● **Brief**
Look through the records that follow. Copy every line containing the word "Bozen".

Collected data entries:
· · · · ·

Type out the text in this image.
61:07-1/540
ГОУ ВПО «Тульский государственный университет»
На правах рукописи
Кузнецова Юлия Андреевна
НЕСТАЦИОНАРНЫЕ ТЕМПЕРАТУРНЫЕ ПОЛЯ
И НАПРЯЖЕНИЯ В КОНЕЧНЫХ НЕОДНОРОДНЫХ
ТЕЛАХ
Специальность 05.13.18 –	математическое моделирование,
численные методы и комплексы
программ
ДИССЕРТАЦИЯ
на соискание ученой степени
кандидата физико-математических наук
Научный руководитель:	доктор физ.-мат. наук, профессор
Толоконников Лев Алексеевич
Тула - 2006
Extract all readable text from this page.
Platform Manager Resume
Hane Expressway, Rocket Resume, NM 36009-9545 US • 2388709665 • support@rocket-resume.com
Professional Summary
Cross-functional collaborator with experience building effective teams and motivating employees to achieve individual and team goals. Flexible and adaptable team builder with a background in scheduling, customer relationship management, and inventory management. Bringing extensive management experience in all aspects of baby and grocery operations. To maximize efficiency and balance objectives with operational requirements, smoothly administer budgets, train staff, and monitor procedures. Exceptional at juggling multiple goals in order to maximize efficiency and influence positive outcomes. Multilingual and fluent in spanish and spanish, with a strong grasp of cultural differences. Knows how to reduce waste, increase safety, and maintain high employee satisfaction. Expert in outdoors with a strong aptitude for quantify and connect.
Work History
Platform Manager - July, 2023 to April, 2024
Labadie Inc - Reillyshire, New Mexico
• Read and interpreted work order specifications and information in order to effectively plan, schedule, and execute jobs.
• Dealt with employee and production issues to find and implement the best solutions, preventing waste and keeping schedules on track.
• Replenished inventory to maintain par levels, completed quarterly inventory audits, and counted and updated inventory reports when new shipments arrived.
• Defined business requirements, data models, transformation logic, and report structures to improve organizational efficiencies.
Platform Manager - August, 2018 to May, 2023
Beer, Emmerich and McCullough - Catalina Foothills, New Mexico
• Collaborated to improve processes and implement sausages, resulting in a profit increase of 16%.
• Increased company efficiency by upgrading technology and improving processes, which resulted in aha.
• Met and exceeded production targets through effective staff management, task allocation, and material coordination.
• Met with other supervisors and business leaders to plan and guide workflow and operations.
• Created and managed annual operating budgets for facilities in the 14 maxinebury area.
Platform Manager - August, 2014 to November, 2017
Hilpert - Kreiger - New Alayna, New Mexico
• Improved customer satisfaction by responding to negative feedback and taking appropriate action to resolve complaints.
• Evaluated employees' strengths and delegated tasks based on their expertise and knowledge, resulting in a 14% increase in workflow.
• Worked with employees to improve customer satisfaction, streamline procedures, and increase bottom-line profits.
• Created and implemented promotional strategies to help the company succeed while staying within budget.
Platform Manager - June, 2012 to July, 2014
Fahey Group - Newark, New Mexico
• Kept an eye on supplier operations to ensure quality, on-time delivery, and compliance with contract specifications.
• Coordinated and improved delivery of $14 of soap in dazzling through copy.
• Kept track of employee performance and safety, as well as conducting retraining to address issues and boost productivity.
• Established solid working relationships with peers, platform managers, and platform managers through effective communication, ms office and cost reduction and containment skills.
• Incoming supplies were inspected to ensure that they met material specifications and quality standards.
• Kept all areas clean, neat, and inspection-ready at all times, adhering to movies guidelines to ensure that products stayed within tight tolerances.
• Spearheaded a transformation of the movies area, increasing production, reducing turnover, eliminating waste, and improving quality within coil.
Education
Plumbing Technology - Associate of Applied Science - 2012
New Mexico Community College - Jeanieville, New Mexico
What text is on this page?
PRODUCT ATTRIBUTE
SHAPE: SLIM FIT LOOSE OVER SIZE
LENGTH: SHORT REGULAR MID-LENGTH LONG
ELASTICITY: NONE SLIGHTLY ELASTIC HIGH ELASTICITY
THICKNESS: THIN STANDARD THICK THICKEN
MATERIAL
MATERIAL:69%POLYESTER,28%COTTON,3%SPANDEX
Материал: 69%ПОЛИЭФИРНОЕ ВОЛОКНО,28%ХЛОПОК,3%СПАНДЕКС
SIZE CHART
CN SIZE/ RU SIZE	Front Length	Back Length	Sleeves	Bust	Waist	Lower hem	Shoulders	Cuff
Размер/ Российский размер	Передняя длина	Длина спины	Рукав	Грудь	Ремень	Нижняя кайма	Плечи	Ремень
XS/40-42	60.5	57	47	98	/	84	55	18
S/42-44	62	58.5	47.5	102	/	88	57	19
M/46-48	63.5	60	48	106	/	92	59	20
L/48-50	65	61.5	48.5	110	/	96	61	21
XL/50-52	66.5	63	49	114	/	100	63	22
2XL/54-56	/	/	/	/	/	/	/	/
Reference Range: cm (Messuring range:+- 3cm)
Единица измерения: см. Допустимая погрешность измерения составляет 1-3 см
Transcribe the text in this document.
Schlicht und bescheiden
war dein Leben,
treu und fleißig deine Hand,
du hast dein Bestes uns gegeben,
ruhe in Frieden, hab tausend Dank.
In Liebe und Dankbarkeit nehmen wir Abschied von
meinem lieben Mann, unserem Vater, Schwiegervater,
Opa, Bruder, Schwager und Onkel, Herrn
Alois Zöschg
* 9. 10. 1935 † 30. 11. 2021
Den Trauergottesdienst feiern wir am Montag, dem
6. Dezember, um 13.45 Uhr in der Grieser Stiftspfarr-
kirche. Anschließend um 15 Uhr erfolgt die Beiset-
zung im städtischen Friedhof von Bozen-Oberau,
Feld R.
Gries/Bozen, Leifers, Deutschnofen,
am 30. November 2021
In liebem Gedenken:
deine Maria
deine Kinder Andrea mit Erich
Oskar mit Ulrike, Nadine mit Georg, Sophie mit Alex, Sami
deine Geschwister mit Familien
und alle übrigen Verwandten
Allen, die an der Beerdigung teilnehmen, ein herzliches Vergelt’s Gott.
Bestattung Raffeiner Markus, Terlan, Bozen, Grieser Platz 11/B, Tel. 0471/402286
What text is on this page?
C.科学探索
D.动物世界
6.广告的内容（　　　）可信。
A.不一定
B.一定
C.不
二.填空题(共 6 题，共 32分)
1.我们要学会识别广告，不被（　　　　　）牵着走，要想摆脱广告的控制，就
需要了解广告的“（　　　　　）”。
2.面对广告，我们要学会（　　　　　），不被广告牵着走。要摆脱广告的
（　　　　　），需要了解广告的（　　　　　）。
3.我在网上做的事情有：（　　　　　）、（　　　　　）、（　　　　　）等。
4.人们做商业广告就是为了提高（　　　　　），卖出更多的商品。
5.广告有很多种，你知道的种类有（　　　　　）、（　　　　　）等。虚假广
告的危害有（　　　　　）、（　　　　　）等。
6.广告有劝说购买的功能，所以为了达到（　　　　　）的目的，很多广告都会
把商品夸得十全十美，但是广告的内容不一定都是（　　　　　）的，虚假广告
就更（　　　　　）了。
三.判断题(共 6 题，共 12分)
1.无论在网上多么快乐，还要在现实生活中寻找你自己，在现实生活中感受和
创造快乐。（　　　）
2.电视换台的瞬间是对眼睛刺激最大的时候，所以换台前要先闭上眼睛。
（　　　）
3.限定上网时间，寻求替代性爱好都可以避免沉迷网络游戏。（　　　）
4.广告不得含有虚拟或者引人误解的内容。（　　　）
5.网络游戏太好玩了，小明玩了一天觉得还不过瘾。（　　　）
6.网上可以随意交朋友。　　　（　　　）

· · · · ·

● **Problem solution**
zung im städtischen Friedhof von Bozen-Oberau,
Gries/Bozen, Leifers, Deutschnofen,
Bestattung Raffeiner Markus, Terlan, Bozen, Grieser Platz 11/B, Tel. 0471/402286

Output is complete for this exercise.